(What to do)
Gather, from the listing beneath this task, every line holding the string "Latin".

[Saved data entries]
──────

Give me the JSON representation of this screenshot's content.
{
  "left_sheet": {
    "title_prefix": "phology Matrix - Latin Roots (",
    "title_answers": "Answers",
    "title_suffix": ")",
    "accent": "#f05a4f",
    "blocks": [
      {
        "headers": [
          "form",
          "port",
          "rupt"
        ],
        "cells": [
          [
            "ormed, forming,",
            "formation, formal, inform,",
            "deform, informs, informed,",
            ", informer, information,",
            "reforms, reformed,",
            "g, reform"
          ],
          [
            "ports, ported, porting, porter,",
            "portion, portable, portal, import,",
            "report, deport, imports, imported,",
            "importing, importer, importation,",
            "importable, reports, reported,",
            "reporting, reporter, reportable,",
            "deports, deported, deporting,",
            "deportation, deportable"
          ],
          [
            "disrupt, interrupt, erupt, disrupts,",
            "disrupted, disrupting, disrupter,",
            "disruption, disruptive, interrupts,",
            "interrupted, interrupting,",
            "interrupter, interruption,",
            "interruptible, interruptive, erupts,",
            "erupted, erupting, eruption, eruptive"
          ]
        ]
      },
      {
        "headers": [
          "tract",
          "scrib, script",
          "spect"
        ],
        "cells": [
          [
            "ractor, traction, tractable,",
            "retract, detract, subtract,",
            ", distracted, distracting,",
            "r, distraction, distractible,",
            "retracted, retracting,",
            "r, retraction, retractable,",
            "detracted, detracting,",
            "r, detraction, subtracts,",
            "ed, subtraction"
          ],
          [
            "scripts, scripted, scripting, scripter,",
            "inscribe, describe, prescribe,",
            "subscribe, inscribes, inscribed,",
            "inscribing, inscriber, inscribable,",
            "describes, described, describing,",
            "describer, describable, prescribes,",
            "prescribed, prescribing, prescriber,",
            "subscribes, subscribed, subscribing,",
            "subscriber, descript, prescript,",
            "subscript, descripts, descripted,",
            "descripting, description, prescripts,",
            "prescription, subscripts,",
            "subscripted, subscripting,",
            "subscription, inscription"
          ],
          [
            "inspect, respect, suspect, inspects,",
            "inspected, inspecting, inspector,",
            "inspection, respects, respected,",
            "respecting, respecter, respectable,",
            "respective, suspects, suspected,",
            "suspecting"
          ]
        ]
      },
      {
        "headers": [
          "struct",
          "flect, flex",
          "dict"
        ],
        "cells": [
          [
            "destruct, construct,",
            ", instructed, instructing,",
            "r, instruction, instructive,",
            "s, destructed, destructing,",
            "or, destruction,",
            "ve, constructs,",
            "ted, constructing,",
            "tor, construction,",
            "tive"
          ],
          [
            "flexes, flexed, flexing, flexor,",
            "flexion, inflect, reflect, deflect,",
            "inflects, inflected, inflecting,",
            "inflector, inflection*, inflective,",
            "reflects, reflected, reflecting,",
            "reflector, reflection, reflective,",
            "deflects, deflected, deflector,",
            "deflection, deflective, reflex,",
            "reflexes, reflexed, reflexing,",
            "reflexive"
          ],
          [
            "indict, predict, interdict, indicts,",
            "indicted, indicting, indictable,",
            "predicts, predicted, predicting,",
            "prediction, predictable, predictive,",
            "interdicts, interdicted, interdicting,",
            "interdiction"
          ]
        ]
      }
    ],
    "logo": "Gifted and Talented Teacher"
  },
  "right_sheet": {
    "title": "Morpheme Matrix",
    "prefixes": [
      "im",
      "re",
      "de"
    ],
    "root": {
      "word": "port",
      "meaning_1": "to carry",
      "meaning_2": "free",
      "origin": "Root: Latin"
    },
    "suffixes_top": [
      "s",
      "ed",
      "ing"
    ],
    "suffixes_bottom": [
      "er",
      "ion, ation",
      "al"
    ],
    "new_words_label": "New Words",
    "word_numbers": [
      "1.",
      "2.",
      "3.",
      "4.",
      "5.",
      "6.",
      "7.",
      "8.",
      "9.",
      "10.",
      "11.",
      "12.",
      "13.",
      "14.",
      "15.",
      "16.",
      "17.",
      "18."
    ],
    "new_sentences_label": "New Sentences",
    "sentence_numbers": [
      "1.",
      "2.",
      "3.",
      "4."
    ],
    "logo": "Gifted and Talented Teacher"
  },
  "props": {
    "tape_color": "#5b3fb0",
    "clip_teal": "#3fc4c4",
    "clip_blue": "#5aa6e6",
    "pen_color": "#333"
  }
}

──────

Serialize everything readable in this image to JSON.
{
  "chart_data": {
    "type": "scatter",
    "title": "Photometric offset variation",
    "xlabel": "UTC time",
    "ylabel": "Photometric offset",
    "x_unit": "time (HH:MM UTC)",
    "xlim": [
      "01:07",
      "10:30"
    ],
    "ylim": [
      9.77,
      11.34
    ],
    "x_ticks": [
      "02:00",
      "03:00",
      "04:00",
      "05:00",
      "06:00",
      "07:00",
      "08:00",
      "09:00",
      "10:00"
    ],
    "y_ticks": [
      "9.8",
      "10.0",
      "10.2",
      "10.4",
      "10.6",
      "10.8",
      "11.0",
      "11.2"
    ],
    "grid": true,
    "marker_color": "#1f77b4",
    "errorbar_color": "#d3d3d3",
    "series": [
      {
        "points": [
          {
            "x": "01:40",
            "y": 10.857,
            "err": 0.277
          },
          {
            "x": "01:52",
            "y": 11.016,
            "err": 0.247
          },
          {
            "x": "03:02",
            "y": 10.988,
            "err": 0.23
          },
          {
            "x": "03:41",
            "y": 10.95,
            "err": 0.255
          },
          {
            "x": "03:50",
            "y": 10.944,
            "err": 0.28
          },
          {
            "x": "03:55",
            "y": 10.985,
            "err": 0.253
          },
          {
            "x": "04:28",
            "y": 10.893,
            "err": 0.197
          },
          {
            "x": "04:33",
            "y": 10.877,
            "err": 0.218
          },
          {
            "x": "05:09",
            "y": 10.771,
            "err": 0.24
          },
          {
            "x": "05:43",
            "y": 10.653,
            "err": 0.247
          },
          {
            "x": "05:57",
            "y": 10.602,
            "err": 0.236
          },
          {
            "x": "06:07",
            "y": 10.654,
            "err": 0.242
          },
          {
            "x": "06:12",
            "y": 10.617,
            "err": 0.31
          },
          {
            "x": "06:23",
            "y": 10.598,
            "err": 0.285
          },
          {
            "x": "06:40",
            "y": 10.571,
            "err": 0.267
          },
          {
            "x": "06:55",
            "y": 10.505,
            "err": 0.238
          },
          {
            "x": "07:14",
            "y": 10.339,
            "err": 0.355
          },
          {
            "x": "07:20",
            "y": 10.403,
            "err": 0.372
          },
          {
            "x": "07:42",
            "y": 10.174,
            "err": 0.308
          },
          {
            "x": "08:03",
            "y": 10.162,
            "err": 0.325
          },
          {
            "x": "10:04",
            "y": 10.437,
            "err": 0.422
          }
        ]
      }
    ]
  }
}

──────

(The reply)
    "title_prefix": "phology Matrix - Latin Roots (",
      "origin": "Root: Latin"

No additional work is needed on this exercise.